## REQUIREMENTS
Restate all of the entries exactly, dropping any pictures they hold.

## Extracted data entries
_ _ _ _ _

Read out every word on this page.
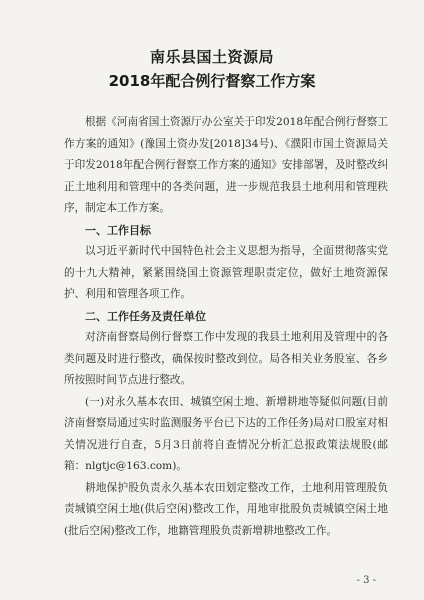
南乐县国土资源局
2018年配合例行督察工作方案

根据《河南省国土资源厅办公室关于印发2018年配合例行督察工作方案的通知》(豫国土资办发[2018]34号)、《濮阳市国土资源局关于印发2018年配合例行督察工作方案的通知》安排部署，及时整改纠正土地利用和管理中的各类问题，进一步规范我县土地利用和管理秩序，制定本工作方案。

一、工作目标

以习近平新时代中国特色社会主义思想为指导，全面贯彻落实党的十九大精神，紧紧围绕国土资源管理职责定位，做好土地资源保护、利用和管理各项工作。

二、工作任务及责任单位

对济南督察局例行督察工作中发现的我县土地利用及管理中的各类问题及时进行整改，确保按时整改到位。局各相关业务股室、各乡所按照时间节点进行整改。

(一)对永久基本农田、城镇空闲土地、新增耕地等疑似问题(目前济南督察局通过实时监测服务平台已下达的工作任务)局对口股室对相关情况进行自查，5月3日前将自查情况分析汇总报政策法规股(邮箱：nlgtjc@163.com)。

耕地保护股负责永久基本农田划定整改工作，土地利用管理股负责城镇空闲土地(供后空闲)整改工作，用地审批股负责城镇空闲土地(批后空闲)整改工作，地籍管理股负责新增耕地整改工作。

- 3 -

_ _ _ _ _

## SOLVED PROBLEM
Read out every word on this page.
南乐县国土资源局
2018年配合例行督察工作方案

根据《河南省国土资源厅办公室关于印发2018年配合例行督察工作方案的通知》(豫国土资办发[2018]34号)、《濮阳市国土资源局关于印发2018年配合例行督察工作方案的通知》安排部署，及时整改纠正土地利用和管理中的各类问题，进一步规范我县土地利用和管理秩序，制定本工作方案。

一、工作目标

以习近平新时代中国特色社会主义思想为指导，全面贯彻落实党的十九大精神，紧紧围绕国土资源管理职责定位，做好土地资源保护、利用和管理各项工作。

二、工作任务及责任单位

对济南督察局例行督察工作中发现的我县土地利用及管理中的各类问题及时进行整改，确保按时整改到位。局各相关业务股室、各乡所按照时间节点进行整改。

(一)对永久基本农田、城镇空闲土地、新增耕地等疑似问题(目前济南督察局通过实时监测服务平台已下达的工作任务)局对口股室对相关情况进行自查，5月3日前将自查情况分析汇总报政策法规股(邮箱：nlgtjc@163.com)。

耕地保护股负责永久基本农田划定整改工作，土地利用管理股负责城镇空闲土地(供后空闲)整改工作，用地审批股负责城镇空闲土地(批后空闲)整改工作，地籍管理股负责新增耕地整改工作。

- 3 -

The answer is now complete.